WHAT TO PRODUCE = Write down every entry below once more, exactly.

Extracted records =
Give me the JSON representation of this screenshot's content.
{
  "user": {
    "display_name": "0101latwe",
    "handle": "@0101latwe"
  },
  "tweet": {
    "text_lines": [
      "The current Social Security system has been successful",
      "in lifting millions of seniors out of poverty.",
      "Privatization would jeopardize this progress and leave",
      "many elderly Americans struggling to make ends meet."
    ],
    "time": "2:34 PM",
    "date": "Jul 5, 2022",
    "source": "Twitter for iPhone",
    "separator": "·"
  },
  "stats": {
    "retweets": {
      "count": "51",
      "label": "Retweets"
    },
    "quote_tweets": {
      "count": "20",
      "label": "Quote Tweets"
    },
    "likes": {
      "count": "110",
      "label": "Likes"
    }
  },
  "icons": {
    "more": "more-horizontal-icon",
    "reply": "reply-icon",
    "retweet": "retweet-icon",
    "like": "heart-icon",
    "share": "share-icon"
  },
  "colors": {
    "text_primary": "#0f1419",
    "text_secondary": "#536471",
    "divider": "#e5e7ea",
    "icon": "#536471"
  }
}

EXERCISE RESPONSE =
Give me the JSON representation of this screenshot's content.
{
  "user": {
    "display_name": "0101latwe",
    "handle": "@0101latwe"
  },
  "tweet": {
    "text_lines": [
      "The current Social Security system has been successful",
      "in lifting millions of seniors out of poverty.",
      "Privatization would jeopardize this progress and leave",
      "many elderly Americans struggling to make ends meet."
    ],
    "time": "2:34 PM",
    "date": "Jul 5, 2022",
    "source": "Twitter for iPhone",
    "separator": "·"
  },
  "stats": {
    "retweets": {
      "count": "51",
      "label": "Retweets"
    },
    "quote_tweets": {
      "count": "20",
      "label": "Quote Tweets"
    },
    "likes": {
      "count": "110",
      "label": "Likes"
    }
  },
  "icons": {
    "more": "more-horizontal-icon",
    "reply": "reply-icon",
    "retweet": "retweet-icon",
    "like": "heart-icon",
    "share": "share-icon"
  },
  "colors": {
    "text_primary": "#0f1419",
    "text_secondary": "#536471",
    "divider": "#e5e7ea",
    "icon": "#536471"
  }
}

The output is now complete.